— start of Data for this exercise —

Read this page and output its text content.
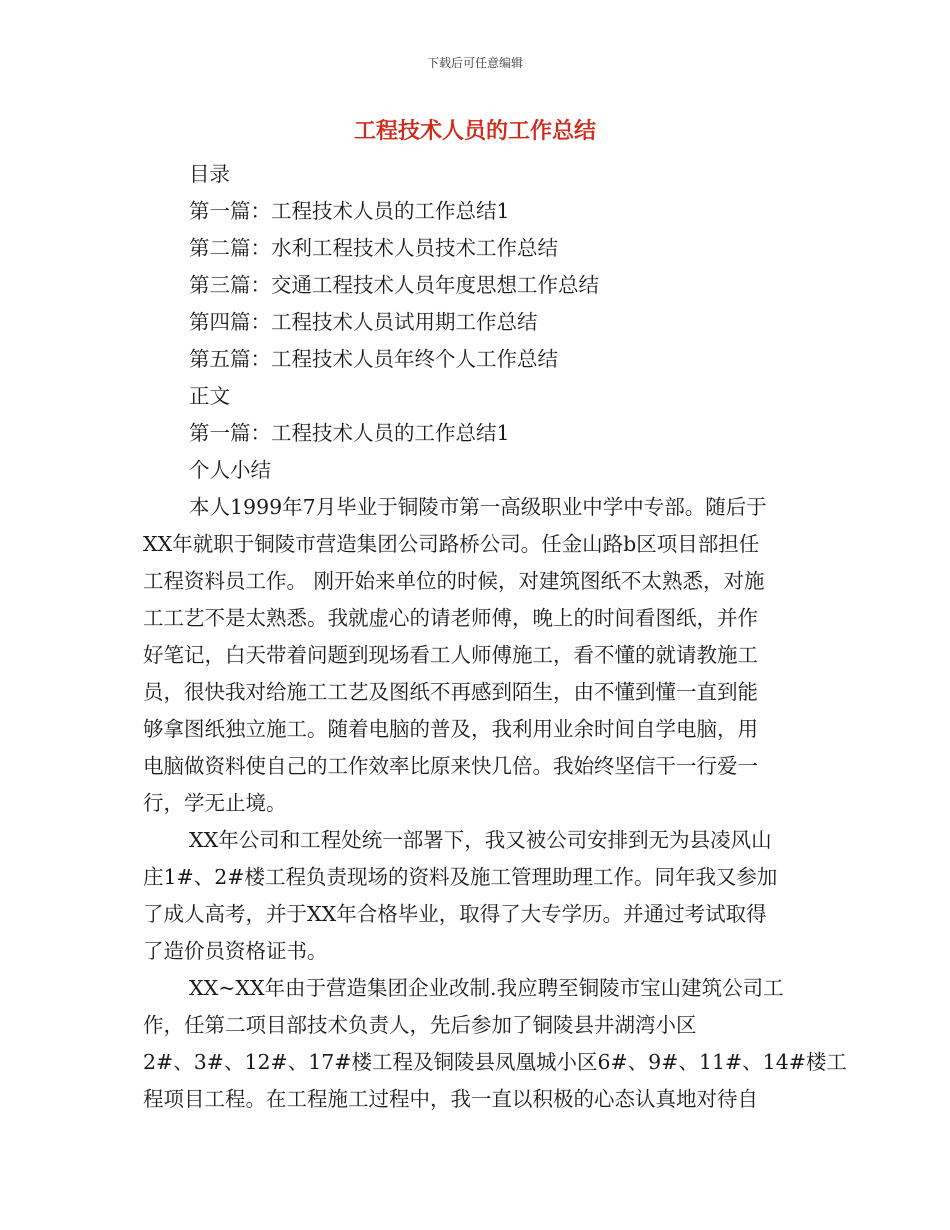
下载后可任意编辑
工程技术人员的工作总结
目录
第一篇：工程技术人员的工作总结1
第二篇：水利工程技术人员技术工作总结
第三篇：交通工程技术人员年度思想工作总结
第四篇：工程技术人员试用期工作总结
第五篇：工程技术人员年终个人工作总结
正文
第一篇：工程技术人员的工作总结1
个人小结
本人1999年7月毕业于铜陵市第一高级职业中学中专部。随后于
XX年就职于铜陵市营造集团公司路桥公司。任金山路b区项目部担任
工程资料员工作。 刚开始来单位的时候，对建筑图纸不太熟悉，对施
工工艺不是太熟悉。我就虚心的请老师傅，晚上的时间看图纸，并作
好笔记，白天带着问题到现场看工人师傅施工，看不懂的就请教施工
员，很快我对给施工工艺及图纸不再感到陌生，由不懂到懂一直到能
够拿图纸独立施工。随着电脑的普及，我利用业余时间自学电脑，用
电脑做资料使自己的工作效率比原来快几倍。我始终坚信干一行爱一
行，学无止境。
XX年公司和工程处统一部署下，我又被公司安排到无为县凌风山
庄1#、2#楼工程负责现场的资料及施工管理助理工作。同年我又参加
了成人高考，并于XX年合格毕业，取得了大专学历。并通过考试取得
了造价员资格证书。
XX~XX年由于营造集团企业改制.我应聘至铜陵市宝山建筑公司工
作，任第二项目部技术负责人，先后参加了铜陵县井湖湾小区
2#、3#、12#、17#楼工程及铜陵县凤凰城小区6#、9#、11#、14#楼工
程项目工程。在工程施工过程中，我一直以积极的心态认真地对待自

— end of Data for this exercise —

**Written problem:**
Please write out all the data again word for word, but not the pictures.

**Answer to this task:**
Read this page and output its text content.
下载后可任意编辑
工程技术人员的工作总结
目录
第一篇：工程技术人员的工作总结1
第二篇：水利工程技术人员技术工作总结
第三篇：交通工程技术人员年度思想工作总结
第四篇：工程技术人员试用期工作总结
第五篇：工程技术人员年终个人工作总结
正文
第一篇：工程技术人员的工作总结1
个人小结
本人1999年7月毕业于铜陵市第一高级职业中学中专部。随后于
XX年就职于铜陵市营造集团公司路桥公司。任金山路b区项目部担任
工程资料员工作。 刚开始来单位的时候，对建筑图纸不太熟悉，对施
工工艺不是太熟悉。我就虚心的请老师傅，晚上的时间看图纸，并作
好笔记，白天带着问题到现场看工人师傅施工，看不懂的就请教施工
员，很快我对给施工工艺及图纸不再感到陌生，由不懂到懂一直到能
够拿图纸独立施工。随着电脑的普及，我利用业余时间自学电脑，用
电脑做资料使自己的工作效率比原来快几倍。我始终坚信干一行爱一
行，学无止境。
XX年公司和工程处统一部署下，我又被公司安排到无为县凌风山
庄1#、2#楼工程负责现场的资料及施工管理助理工作。同年我又参加
了成人高考，并于XX年合格毕业，取得了大专学历。并通过考试取得
了造价员资格证书。
XX~XX年由于营造集团企业改制.我应聘至铜陵市宝山建筑公司工
作，任第二项目部技术负责人，先后参加了铜陵县井湖湾小区
2#、3#、12#、17#楼工程及铜陵县凤凰城小区6#、9#、11#、14#楼工
程项目工程。在工程施工过程中，我一直以积极的心态认真地对待自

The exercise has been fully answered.